**What you should do:**
Below is a block of records; repeat each one exactly.

-- START --

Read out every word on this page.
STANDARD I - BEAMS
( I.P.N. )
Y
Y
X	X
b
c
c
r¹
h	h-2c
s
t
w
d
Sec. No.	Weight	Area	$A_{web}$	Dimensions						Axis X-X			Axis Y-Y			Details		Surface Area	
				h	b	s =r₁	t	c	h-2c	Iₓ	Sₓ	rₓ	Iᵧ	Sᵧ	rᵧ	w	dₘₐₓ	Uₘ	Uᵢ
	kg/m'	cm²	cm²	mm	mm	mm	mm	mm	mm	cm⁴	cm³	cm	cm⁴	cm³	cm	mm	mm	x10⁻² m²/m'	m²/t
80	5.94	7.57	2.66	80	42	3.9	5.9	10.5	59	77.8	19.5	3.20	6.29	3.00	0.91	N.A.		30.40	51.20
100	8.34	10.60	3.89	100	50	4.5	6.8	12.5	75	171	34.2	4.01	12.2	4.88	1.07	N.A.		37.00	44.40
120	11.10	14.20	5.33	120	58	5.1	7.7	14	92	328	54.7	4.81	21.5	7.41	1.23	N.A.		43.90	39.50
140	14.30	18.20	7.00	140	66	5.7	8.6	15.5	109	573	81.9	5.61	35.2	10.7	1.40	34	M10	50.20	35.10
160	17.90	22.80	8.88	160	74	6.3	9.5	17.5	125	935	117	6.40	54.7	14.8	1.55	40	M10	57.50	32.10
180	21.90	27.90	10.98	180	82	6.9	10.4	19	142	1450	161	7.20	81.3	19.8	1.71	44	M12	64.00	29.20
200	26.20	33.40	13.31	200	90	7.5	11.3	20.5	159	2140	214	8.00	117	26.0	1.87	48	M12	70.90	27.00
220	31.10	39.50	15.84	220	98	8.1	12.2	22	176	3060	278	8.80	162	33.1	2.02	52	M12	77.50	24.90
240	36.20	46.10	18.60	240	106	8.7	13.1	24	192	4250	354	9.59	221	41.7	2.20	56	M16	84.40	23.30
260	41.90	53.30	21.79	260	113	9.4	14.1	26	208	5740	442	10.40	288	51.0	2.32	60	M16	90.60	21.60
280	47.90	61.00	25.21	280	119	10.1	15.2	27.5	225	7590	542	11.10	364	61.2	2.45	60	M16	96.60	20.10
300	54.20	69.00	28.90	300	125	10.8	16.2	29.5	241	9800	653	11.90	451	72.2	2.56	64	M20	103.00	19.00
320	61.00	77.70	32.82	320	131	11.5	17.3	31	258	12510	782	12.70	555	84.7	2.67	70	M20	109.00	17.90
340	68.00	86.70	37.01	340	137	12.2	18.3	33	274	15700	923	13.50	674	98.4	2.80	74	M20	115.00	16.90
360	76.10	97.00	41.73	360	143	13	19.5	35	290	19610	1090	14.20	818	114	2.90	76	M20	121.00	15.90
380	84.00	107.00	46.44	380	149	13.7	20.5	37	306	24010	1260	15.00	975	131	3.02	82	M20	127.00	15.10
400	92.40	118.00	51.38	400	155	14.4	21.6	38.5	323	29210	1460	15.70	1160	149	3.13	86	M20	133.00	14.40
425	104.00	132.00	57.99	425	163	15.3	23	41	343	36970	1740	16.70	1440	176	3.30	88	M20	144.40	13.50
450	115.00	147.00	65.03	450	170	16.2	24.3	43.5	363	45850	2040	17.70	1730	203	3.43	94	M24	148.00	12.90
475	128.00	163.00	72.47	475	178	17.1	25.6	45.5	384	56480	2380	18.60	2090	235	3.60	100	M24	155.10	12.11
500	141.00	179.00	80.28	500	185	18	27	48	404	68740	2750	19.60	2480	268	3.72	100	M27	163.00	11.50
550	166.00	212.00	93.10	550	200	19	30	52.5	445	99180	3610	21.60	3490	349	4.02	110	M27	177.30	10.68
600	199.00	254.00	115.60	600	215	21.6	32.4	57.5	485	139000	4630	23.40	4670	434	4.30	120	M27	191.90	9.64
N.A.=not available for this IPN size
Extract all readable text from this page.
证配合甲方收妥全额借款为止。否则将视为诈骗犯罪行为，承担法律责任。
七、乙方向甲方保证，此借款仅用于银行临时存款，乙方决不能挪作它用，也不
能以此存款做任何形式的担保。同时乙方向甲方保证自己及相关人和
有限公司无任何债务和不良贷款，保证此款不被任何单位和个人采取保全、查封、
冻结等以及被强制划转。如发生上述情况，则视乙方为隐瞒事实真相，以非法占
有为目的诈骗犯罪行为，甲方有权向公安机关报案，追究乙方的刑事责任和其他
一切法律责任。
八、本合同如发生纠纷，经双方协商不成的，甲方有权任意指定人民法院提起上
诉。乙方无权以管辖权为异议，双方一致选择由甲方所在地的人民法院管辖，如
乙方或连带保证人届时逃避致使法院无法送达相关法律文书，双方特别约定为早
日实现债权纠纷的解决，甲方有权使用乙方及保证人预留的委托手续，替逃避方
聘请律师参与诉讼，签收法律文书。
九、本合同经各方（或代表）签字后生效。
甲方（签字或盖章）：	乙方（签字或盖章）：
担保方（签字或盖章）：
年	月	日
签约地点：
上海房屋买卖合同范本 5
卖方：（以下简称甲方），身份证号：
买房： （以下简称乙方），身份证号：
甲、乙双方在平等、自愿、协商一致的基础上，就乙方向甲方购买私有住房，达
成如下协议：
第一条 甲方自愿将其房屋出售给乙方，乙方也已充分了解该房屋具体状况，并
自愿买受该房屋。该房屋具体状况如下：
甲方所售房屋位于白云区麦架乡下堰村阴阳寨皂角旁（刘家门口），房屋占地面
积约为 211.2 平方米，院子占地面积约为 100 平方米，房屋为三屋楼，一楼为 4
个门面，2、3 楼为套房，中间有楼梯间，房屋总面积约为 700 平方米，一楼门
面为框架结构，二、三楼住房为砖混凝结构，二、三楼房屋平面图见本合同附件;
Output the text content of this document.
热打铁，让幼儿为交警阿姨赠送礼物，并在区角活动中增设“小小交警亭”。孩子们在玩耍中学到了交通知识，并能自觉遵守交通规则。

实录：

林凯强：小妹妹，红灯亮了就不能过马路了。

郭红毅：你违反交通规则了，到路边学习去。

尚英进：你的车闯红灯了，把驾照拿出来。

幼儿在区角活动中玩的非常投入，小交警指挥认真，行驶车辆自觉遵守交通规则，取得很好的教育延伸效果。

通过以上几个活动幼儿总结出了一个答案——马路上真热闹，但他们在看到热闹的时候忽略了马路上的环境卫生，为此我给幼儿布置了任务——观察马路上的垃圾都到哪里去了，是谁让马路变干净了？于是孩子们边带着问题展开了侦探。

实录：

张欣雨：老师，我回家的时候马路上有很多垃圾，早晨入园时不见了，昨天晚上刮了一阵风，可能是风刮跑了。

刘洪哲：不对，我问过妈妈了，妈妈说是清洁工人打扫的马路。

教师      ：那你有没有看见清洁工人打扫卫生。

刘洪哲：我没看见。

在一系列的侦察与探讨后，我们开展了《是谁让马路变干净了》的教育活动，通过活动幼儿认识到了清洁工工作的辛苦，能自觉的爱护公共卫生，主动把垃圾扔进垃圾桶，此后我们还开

-- END --

**Output of the exercise:**
Read out every word on this page.
STANDARD I - BEAMS
( I.P.N. )
Y
Y
X	X
b
c
c
r¹
h	h-2c
s
t
w
d
Sec. No.	Weight	Area	$A_{web}$	Dimensions						Axis X-X			Axis Y-Y			Details		Surface Area	
				h	b	s =r₁	t	c	h-2c	Iₓ	Sₓ	rₓ	Iᵧ	Sᵧ	rᵧ	w	dₘₐₓ	Uₘ	Uᵢ
	kg/m'	cm²	cm²	mm	mm	mm	mm	mm	mm	cm⁴	cm³	cm	cm⁴	cm³	cm	mm	mm	x10⁻² m²/m'	m²/t
80	5.94	7.57	2.66	80	42	3.9	5.9	10.5	59	77.8	19.5	3.20	6.29	3.00	0.91	N.A.		30.40	51.20
100	8.34	10.60	3.89	100	50	4.5	6.8	12.5	75	171	34.2	4.01	12.2	4.88	1.07	N.A.		37.00	44.40
120	11.10	14.20	5.33	120	58	5.1	7.7	14	92	328	54.7	4.81	21.5	7.41	1.23	N.A.		43.90	39.50
140	14.30	18.20	7.00	140	66	5.7	8.6	15.5	109	573	81.9	5.61	35.2	10.7	1.40	34	M10	50.20	35.10
160	17.90	22.80	8.88	160	74	6.3	9.5	17.5	125	935	117	6.40	54.7	14.8	1.55	40	M10	57.50	32.10
180	21.90	27.90	10.98	180	82	6.9	10.4	19	142	1450	161	7.20	81.3	19.8	1.71	44	M12	64.00	29.20
200	26.20	33.40	13.31	200	90	7.5	11.3	20.5	159	2140	214	8.00	117	26.0	1.87	48	M12	70.90	27.00
220	31.10	39.50	15.84	220	98	8.1	12.2	22	176	3060	278	8.80	162	33.1	2.02	52	M12	77.50	24.90
240	36.20	46.10	18.60	240	106	8.7	13.1	24	192	4250	354	9.59	221	41.7	2.20	56	M16	84.40	23.30
260	41.90	53.30	21.79	260	113	9.4	14.1	26	208	5740	442	10.40	288	51.0	2.32	60	M16	90.60	21.60
280	47.90	61.00	25.21	280	119	10.1	15.2	27.5	225	7590	542	11.10	364	61.2	2.45	60	M16	96.60	20.10
300	54.20	69.00	28.90	300	125	10.8	16.2	29.5	241	9800	653	11.90	451	72.2	2.56	64	M20	103.00	19.00
320	61.00	77.70	32.82	320	131	11.5	17.3	31	258	12510	782	12.70	555	84.7	2.67	70	M20	109.00	17.90
340	68.00	86.70	37.01	340	137	12.2	18.3	33	274	15700	923	13.50	674	98.4	2.80	74	M20	115.00	16.90
360	76.10	97.00	41.73	360	143	13	19.5	35	290	19610	1090	14.20	818	114	2.90	76	M20	121.00	15.90
380	84.00	107.00	46.44	380	149	13.7	20.5	37	306	24010	1260	15.00	975	131	3.02	82	M20	127.00	15.10
400	92.40	118.00	51.38	400	155	14.4	21.6	38.5	323	29210	1460	15.70	1160	149	3.13	86	M20	133.00	14.40
425	104.00	132.00	57.99	425	163	15.3	23	41	343	36970	1740	16.70	1440	176	3.30	88	M20	144.40	13.50
450	115.00	147.00	65.03	450	170	16.2	24.3	43.5	363	45850	2040	17.70	1730	203	3.43	94	M24	148.00	12.90
475	128.00	163.00	72.47	475	178	17.1	25.6	45.5	384	56480	2380	18.60	2090	235	3.60	100	M24	155.10	12.11
500	141.00	179.00	80.28	500	185	18	27	48	404	68740	2750	19.60	2480	268	3.72	100	M27	163.00	11.50
550	166.00	212.00	93.10	550	200	19	30	52.5	445	99180	3610	21.60	3490	349	4.02	110	M27	177.30	10.68
600	199.00	254.00	115.60	600	215	21.6	32.4	57.5	485	139000	4630	23.40	4670	434	4.30	120	M27	191.90	9.64
N.A.=not available for this IPN size
Extract all readable text from this page.
证配合甲方收妥全额借款为止。否则将视为诈骗犯罪行为，承担法律责任。
七、乙方向甲方保证，此借款仅用于银行临时存款，乙方决不能挪作它用，也不
能以此存款做任何形式的担保。同时乙方向甲方保证自己及相关人和
有限公司无任何债务和不良贷款，保证此款不被任何单位和个人采取保全、查封、
冻结等以及被强制划转。如发生上述情况，则视乙方为隐瞒事实真相，以非法占
有为目的诈骗犯罪行为，甲方有权向公安机关报案，追究乙方的刑事责任和其他
一切法律责任。
八、本合同如发生纠纷，经双方协商不成的，甲方有权任意指定人民法院提起上
诉。乙方无权以管辖权为异议，双方一致选择由甲方所在地的人民法院管辖，如
乙方或连带保证人届时逃避致使法院无法送达相关法律文书，双方特别约定为早
日实现债权纠纷的解决，甲方有权使用乙方及保证人预留的委托手续，替逃避方
聘请律师参与诉讼，签收法律文书。
九、本合同经各方（或代表）签字后生效。
甲方（签字或盖章）：	乙方（签字或盖章）：
担保方（签字或盖章）：
年	月	日
签约地点：
上海房屋买卖合同范本 5
卖方：（以下简称甲方），身份证号：
买房： （以下简称乙方），身份证号：
甲、乙双方在平等、自愿、协商一致的基础上，就乙方向甲方购买私有住房，达
成如下协议：
第一条 甲方自愿将其房屋出售给乙方，乙方也已充分了解该房屋具体状况，并
自愿买受该房屋。该房屋具体状况如下：
甲方所售房屋位于白云区麦架乡下堰村阴阳寨皂角旁（刘家门口），房屋占地面
积约为 211.2 平方米，院子占地面积约为 100 平方米，房屋为三屋楼，一楼为 4
个门面，2、3 楼为套房，中间有楼梯间，房屋总面积约为 700 平方米，一楼门
面为框架结构，二、三楼住房为砖混凝结构，二、三楼房屋平面图见本合同附件;
Output the text content of this document.
热打铁，让幼儿为交警阿姨赠送礼物，并在区角活动中增设“小小交警亭”。孩子们在玩耍中学到了交通知识，并能自觉遵守交通规则。

实录：

林凯强：小妹妹，红灯亮了就不能过马路了。

郭红毅：你违反交通规则了，到路边学习去。

尚英进：你的车闯红灯了，把驾照拿出来。

幼儿在区角活动中玩的非常投入，小交警指挥认真，行驶车辆自觉遵守交通规则，取得很好的教育延伸效果。

通过以上几个活动幼儿总结出了一个答案——马路上真热闹，但他们在看到热闹的时候忽略了马路上的环境卫生，为此我给幼儿布置了任务——观察马路上的垃圾都到哪里去了，是谁让马路变干净了？于是孩子们边带着问题展开了侦探。

实录：

张欣雨：老师，我回家的时候马路上有很多垃圾，早晨入园时不见了，昨天晚上刮了一阵风，可能是风刮跑了。

刘洪哲：不对，我问过妈妈了，妈妈说是清洁工人打扫的马路。

教师      ：那你有没有看见清洁工人打扫卫生。

刘洪哲：我没看见。

在一系列的侦察与探讨后，我们开展了《是谁让马路变干净了》的教育活动，通过活动幼儿认识到了清洁工工作的辛苦，能自觉的爱护公共卫生，主动把垃圾扔进垃圾桶，此后我们还开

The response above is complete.